[Stored records]
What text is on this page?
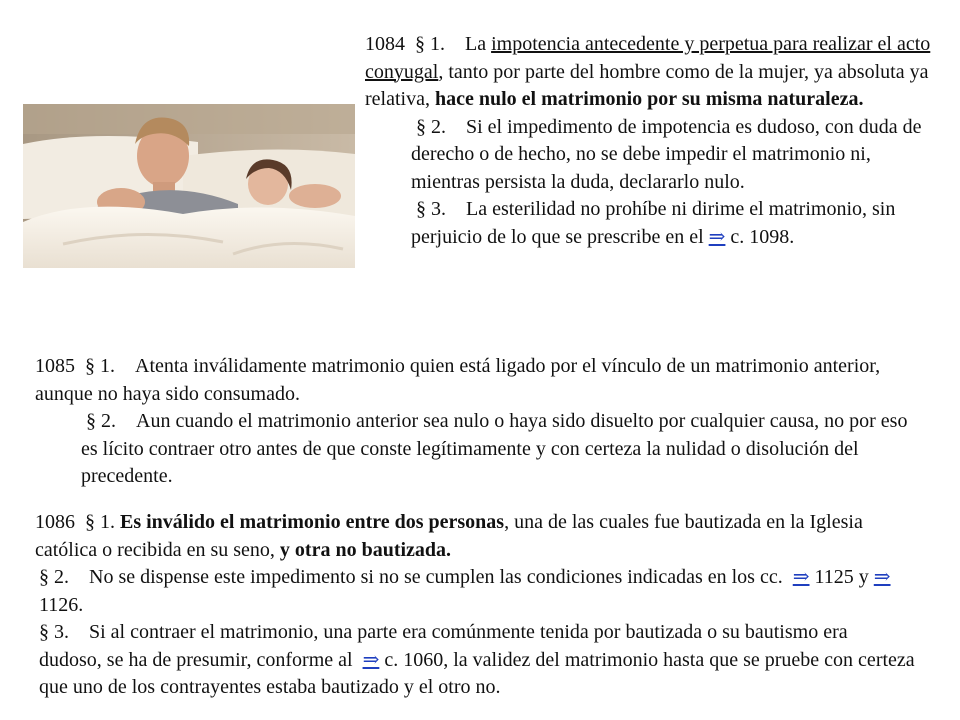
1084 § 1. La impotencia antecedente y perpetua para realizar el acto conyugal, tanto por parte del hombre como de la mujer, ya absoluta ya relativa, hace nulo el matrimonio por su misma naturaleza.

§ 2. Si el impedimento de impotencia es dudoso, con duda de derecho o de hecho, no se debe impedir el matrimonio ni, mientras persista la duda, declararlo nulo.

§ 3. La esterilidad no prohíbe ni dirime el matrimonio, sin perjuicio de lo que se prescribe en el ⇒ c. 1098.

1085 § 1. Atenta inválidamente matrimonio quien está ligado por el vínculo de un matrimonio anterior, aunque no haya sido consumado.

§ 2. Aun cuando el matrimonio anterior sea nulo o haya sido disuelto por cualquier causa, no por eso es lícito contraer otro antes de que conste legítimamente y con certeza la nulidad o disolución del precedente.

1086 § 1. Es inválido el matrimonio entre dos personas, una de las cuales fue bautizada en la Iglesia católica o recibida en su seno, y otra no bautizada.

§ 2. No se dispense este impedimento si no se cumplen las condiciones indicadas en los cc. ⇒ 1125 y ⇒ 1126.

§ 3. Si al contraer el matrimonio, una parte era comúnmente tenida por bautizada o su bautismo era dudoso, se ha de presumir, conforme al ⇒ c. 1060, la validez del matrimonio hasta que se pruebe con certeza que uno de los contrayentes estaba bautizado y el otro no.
---
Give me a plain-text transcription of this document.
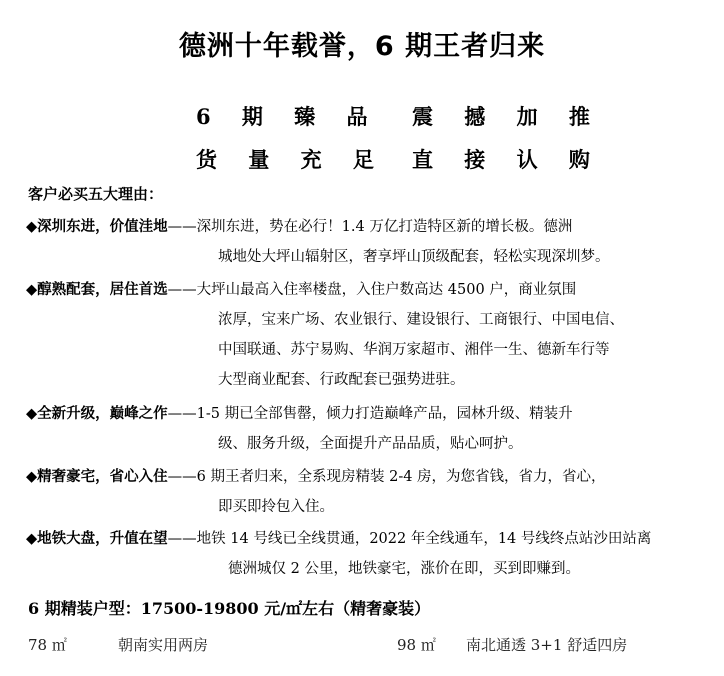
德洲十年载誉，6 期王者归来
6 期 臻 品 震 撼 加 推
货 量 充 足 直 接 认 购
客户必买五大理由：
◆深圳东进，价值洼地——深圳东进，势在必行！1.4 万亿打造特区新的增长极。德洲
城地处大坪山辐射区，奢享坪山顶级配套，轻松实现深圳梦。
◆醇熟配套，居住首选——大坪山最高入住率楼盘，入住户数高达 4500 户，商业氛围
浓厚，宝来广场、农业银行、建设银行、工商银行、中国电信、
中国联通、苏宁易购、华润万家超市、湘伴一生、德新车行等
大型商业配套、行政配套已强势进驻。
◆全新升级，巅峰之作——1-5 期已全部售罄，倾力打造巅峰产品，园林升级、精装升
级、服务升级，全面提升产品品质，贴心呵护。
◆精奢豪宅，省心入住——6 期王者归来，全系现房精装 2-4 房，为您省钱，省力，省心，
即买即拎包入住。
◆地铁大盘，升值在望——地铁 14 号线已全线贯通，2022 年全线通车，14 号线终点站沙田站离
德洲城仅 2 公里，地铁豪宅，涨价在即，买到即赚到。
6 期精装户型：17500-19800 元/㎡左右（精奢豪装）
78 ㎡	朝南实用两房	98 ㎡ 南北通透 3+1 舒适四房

■ **Aim of the exercise**
Which lines hold the word "期王者归来"? Show each one.

■ **Solution to this task**
德洲十年载誉，6 期王者归来
◆精奢豪宅，省心入住——6 期王者归来，全系现房精装 2-4 房，为您省钱，省力，省心，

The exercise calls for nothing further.